Exercise> Here are some records; copy every line that holds the word "expresses".

Provided data>
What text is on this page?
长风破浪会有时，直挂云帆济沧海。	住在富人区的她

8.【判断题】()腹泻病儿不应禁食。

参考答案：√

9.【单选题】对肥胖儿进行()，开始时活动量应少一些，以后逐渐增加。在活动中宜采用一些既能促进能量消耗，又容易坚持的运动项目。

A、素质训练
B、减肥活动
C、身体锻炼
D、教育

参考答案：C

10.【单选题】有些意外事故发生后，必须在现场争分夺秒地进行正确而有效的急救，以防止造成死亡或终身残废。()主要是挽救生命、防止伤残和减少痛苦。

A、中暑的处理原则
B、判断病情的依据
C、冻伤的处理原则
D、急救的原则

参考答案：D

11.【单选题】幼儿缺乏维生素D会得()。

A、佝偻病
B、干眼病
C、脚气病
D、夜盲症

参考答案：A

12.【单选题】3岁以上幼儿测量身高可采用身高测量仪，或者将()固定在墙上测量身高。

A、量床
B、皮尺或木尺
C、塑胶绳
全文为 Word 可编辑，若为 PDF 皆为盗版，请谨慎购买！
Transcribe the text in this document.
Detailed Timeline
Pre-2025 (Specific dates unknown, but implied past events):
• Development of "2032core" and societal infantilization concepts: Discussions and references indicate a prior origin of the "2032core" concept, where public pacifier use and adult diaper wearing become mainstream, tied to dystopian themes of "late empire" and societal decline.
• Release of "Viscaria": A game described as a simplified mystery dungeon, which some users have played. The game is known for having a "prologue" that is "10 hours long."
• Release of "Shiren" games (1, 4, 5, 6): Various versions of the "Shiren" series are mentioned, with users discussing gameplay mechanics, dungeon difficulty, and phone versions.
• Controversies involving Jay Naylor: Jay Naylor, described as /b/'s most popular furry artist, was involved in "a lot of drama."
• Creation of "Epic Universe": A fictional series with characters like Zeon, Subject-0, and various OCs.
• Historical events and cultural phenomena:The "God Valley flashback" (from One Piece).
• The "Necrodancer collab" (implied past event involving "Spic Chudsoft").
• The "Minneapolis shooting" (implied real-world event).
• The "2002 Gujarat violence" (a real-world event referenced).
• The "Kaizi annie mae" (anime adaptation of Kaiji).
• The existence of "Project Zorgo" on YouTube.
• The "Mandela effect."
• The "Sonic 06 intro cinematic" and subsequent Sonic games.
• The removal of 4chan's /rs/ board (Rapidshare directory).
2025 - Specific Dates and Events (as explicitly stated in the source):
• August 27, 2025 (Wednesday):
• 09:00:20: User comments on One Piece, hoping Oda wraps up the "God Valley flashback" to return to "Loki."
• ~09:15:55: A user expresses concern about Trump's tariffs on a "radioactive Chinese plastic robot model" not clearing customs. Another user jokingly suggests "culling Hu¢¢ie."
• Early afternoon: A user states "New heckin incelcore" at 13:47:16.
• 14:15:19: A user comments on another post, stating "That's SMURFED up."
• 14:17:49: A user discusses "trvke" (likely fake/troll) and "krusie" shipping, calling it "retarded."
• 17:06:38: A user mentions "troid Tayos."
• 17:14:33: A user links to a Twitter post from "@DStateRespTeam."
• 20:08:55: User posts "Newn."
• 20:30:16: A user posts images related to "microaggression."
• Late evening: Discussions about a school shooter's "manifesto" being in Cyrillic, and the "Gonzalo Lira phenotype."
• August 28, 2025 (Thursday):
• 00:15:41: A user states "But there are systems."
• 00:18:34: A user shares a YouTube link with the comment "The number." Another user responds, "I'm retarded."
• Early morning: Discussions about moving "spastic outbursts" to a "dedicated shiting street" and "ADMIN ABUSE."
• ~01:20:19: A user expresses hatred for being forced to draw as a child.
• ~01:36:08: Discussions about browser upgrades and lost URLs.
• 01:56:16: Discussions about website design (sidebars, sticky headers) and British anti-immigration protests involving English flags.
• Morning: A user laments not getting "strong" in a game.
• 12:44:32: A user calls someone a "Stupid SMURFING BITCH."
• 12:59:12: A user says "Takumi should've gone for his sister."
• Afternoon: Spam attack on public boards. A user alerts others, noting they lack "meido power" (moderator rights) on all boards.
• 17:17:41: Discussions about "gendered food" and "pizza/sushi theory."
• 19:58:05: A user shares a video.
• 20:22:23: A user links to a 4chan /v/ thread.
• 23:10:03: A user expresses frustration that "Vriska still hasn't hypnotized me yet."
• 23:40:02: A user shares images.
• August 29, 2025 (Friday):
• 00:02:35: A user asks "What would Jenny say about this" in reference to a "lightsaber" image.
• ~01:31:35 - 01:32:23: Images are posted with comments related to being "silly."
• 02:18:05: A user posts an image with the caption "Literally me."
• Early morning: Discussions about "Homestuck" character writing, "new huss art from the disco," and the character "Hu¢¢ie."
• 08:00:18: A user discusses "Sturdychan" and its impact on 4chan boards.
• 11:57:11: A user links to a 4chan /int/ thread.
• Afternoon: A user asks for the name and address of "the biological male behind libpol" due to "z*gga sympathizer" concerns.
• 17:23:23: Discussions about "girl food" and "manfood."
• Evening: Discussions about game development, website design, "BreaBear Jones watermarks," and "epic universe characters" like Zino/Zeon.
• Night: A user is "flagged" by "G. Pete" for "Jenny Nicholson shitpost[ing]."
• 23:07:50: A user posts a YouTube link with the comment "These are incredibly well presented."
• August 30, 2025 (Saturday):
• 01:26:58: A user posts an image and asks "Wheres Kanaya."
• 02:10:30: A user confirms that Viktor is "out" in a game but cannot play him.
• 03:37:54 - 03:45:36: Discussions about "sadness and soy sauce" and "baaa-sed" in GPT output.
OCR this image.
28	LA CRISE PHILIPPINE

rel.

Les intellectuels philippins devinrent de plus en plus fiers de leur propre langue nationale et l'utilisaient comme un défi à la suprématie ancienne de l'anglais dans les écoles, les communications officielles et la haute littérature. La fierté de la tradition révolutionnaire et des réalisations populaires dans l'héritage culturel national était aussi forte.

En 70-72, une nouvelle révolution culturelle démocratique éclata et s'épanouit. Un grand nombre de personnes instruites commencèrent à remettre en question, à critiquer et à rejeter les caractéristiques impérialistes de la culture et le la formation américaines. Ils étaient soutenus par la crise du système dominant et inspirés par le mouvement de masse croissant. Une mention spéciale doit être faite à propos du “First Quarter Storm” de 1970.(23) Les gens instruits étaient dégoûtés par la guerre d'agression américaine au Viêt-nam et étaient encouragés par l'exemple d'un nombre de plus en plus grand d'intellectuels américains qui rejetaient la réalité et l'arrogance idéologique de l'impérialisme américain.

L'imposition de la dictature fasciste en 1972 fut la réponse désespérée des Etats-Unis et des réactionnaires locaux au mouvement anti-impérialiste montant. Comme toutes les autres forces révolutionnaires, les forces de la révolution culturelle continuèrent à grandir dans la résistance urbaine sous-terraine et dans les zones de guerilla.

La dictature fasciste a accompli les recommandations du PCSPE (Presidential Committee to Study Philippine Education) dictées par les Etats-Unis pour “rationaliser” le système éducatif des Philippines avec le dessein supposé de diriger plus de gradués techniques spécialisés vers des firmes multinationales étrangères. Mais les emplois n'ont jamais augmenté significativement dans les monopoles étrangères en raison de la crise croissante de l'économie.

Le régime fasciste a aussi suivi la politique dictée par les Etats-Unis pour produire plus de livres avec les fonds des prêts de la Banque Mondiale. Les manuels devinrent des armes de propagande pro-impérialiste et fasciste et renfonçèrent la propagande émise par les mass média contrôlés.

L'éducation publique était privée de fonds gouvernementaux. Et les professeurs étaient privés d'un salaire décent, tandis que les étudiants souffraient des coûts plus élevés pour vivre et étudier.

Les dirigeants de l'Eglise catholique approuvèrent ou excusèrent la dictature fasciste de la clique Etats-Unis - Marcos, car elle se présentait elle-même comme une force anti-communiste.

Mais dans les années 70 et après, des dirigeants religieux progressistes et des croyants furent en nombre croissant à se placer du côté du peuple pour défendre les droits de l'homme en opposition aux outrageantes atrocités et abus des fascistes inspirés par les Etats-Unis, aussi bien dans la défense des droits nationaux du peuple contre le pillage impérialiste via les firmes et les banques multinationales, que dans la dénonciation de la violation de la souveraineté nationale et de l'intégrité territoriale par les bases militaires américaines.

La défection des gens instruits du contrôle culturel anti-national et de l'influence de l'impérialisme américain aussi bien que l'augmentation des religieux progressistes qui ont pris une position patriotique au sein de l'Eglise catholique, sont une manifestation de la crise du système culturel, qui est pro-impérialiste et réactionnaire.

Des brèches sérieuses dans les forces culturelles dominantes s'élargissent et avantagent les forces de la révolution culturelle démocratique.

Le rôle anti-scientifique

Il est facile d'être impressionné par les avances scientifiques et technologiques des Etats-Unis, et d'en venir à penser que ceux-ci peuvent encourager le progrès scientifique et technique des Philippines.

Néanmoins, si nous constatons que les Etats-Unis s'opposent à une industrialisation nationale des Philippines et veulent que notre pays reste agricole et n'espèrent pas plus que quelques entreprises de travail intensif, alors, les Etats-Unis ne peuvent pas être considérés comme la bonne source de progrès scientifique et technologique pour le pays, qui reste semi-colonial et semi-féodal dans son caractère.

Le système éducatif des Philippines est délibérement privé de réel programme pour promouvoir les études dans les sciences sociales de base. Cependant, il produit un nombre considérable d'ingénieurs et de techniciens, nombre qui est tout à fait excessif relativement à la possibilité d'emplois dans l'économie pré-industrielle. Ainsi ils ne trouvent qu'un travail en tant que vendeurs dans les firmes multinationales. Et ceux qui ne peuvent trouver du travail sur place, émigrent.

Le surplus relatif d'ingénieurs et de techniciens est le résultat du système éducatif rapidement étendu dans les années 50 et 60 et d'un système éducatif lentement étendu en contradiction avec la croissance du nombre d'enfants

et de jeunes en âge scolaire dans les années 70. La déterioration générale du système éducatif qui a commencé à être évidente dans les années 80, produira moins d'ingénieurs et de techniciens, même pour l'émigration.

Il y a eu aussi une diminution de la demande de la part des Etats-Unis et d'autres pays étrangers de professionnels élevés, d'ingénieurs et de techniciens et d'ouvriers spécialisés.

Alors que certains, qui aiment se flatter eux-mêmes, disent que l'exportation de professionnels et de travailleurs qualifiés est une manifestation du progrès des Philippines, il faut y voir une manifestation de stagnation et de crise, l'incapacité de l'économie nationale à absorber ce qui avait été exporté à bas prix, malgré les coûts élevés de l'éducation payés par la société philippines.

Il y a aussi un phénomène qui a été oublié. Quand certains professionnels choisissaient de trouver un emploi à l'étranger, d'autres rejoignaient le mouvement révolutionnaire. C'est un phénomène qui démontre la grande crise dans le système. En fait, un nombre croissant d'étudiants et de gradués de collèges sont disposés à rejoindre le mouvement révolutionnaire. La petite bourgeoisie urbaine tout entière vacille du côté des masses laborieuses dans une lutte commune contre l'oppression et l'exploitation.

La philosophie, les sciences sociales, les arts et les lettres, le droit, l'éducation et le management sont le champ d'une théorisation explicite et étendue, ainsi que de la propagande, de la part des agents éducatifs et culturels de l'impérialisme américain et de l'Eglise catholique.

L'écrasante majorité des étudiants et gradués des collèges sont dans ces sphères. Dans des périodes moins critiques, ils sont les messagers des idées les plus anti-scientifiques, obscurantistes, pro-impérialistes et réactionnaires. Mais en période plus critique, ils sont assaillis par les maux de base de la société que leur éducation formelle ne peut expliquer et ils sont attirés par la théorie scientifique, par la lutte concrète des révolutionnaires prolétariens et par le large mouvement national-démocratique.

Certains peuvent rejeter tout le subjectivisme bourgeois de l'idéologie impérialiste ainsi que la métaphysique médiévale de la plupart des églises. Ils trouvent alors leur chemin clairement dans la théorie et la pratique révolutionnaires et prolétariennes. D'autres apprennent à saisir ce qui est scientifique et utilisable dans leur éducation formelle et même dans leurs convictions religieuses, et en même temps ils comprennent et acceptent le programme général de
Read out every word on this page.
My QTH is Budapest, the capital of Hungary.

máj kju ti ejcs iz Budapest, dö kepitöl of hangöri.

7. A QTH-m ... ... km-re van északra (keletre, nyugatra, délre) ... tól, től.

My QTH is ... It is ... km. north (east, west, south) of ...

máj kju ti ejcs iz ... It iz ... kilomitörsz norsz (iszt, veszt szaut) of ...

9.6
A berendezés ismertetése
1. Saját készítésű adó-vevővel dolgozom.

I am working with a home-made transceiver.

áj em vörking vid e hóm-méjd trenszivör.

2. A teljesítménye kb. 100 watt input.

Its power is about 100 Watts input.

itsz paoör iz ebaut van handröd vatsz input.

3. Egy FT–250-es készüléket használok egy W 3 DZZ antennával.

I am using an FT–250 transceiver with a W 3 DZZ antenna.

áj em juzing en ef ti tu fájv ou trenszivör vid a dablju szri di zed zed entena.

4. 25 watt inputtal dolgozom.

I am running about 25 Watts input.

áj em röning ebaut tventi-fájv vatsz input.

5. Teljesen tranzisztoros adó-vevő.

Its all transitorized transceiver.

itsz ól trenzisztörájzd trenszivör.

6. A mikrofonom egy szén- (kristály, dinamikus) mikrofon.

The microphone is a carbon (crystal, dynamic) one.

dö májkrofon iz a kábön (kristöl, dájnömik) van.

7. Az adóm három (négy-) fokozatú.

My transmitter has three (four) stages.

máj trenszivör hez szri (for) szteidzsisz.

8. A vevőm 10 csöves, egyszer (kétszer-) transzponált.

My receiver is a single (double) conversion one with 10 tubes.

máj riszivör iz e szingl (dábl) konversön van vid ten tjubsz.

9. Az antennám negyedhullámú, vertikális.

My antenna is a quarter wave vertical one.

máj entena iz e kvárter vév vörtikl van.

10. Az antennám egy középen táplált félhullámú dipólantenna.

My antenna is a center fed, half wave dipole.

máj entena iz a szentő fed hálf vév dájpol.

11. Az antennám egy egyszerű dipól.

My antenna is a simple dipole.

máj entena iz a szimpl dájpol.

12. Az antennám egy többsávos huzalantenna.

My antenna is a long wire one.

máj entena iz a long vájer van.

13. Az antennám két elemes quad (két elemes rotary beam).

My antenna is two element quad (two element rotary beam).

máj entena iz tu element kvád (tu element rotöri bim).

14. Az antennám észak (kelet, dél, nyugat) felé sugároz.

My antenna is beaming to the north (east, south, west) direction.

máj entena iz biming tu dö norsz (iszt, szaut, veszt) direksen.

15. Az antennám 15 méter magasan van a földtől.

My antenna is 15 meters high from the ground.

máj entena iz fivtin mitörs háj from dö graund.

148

Solved exercise>
• ~09:15:55: A user expresses concern about Trump's tariffs on a "radioactive Chinese plastic robot model" not clearing customs. Another user jokingly suggests "culling Hu¢¢ie."
• ~01:20:19: A user expresses hatred for being forced to draw as a child.
• 23:10:03: A user expresses frustration that "Vriska still hasn't hypnotized me yet."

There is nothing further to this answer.